Only the pictures are left out: repeat the rest of the entries exactly.
======== Supplied data ========
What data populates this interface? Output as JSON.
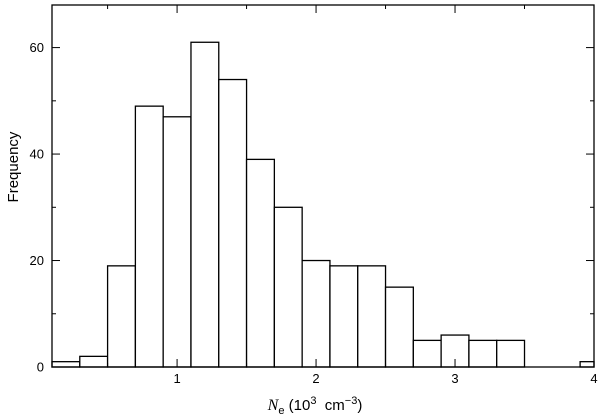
{
  "chart_data": {
    "type": "bar",
    "bin_edges": [
      0.1,
      0.3,
      0.5,
      0.7,
      0.9,
      1.1,
      1.3,
      1.5,
      1.7,
      1.9,
      2.1,
      2.3,
      2.5,
      2.7,
      2.9,
      3.1,
      3.3,
      3.5,
      3.7,
      3.9,
      4.1
    ],
    "values": [
      1,
      2,
      19,
      49,
      47,
      61,
      54,
      39,
      30,
      20,
      19,
      19,
      15,
      5,
      6,
      5,
      5,
      0,
      0,
      1
    ],
    "xlim": [
      0.1,
      4.0
    ],
    "ylim": [
      0,
      68
    ],
    "x_ticks": [
      1,
      2,
      3,
      4
    ],
    "y_ticks": [
      0,
      20,
      40,
      60
    ],
    "x_minor_step": 0.5,
    "y_minor_step": 10,
    "ylabel": "Frequency",
    "xlabel": {
      "symbol": "N",
      "subscript": "e",
      "prefix": " (10",
      "exp1": "3",
      "unit": "  cm",
      "exp2": "−3",
      "suffix": ")"
    },
    "grid": false,
    "legend": "none"
  }
}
========
Correct answer:
What data populates this interface? Output as JSON.
{
  "chart_data": {
    "type": "bar",
    "bin_edges": [
      0.1,
      0.3,
      0.5,
      0.7,
      0.9,
      1.1,
      1.3,
      1.5,
      1.7,
      1.9,
      2.1,
      2.3,
      2.5,
      2.7,
      2.9,
      3.1,
      3.3,
      3.5,
      3.7,
      3.9,
      4.1
    ],
    "values": [
      1,
      2,
      19,
      49,
      47,
      61,
      54,
      39,
      30,
      20,
      19,
      19,
      15,
      5,
      6,
      5,
      5,
      0,
      0,
      1
    ],
    "xlim": [
      0.1,
      4.0
    ],
    "ylim": [
      0,
      68
    ],
    "x_ticks": [
      1,
      2,
      3,
      4
    ],
    "y_ticks": [
      0,
      20,
      40,
      60
    ],
    "x_minor_step": 0.5,
    "y_minor_step": 10,
    "ylabel": "Frequency",
    "xlabel": {
      "symbol": "N",
      "subscript": "e",
      "prefix": " (10",
      "exp1": "3",
      "unit": "  cm",
      "exp2": "−3",
      "suffix": ")"
    },
    "grid": false,
    "legend": "none"
  }
}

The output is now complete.